**GIVEN INSTRUCTION:**
Could the lines from the one with "What does this" through the end of the listing be restated exactly, with nothing else included?

**DATA SHOWN:**
··········

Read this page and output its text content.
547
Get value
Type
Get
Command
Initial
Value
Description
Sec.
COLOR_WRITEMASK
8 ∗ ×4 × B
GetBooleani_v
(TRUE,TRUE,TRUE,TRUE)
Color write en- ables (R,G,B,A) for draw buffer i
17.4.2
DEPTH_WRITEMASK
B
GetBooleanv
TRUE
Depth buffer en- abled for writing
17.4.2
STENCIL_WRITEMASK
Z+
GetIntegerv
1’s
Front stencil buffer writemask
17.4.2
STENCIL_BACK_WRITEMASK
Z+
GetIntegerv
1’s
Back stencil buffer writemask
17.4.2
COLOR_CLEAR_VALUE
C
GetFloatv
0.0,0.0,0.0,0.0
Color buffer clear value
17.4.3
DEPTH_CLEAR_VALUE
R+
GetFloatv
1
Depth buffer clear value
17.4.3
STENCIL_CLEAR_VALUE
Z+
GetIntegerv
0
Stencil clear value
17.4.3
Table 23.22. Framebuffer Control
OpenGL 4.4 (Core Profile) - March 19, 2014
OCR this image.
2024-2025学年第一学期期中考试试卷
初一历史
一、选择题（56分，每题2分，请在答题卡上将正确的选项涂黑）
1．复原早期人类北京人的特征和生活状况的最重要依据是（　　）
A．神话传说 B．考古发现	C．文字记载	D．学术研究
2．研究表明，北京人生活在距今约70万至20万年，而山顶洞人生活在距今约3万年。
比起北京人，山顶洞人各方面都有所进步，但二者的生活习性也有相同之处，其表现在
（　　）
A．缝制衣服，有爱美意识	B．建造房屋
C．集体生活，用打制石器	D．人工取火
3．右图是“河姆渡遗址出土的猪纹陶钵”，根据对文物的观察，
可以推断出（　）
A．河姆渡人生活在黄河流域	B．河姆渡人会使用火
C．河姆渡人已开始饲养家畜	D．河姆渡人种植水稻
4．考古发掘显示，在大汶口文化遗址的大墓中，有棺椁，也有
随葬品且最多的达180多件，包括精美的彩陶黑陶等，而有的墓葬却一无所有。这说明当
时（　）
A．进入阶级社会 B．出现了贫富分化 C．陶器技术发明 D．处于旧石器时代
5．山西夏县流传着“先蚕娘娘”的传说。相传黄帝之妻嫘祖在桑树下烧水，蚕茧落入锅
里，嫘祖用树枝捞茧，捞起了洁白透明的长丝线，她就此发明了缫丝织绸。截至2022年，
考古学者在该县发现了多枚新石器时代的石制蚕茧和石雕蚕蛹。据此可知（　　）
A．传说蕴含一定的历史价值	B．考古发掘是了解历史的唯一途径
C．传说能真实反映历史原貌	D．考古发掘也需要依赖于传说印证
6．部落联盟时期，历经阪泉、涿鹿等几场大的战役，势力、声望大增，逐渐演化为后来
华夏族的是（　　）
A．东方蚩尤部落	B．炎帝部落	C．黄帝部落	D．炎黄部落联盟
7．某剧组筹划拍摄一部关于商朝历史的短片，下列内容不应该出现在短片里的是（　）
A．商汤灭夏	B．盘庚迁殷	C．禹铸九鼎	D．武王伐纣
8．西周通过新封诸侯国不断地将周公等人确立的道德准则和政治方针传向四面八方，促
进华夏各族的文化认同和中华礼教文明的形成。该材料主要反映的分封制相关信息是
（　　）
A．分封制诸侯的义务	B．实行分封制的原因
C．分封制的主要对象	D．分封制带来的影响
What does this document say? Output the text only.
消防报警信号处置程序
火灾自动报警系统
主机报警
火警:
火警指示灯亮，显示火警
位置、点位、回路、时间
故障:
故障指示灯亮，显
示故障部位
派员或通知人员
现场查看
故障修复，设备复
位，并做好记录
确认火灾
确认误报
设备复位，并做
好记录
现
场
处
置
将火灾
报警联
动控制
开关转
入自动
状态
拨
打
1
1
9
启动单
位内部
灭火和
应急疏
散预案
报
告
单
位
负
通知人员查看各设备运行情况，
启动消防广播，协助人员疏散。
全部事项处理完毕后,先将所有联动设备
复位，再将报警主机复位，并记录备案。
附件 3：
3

··········

**THE RESPONSE:**
What does this document say? Output the text only.
消防报警信号处置程序
火灾自动报警系统
主机报警
火警:
火警指示灯亮，显示火警
位置、点位、回路、时间
故障:
故障指示灯亮，显
示故障部位
派员或通知人员
现场查看
故障修复，设备复
位，并做好记录
确认火灾
确认误报
设备复位，并做
好记录
现
场
处
置
将火灾
报警联
动控制
开关转
入自动
状态
拨
打
1
1
9
启动单
位内部
灭火和
应急疏
散预案
报
告
单
位
负
通知人员查看各设备运行情况，
启动消防广播，协助人员疏散。
全部事项处理完毕后,先将所有联动设备
复位，再将报警主机复位，并记录备案。
附件 3：
3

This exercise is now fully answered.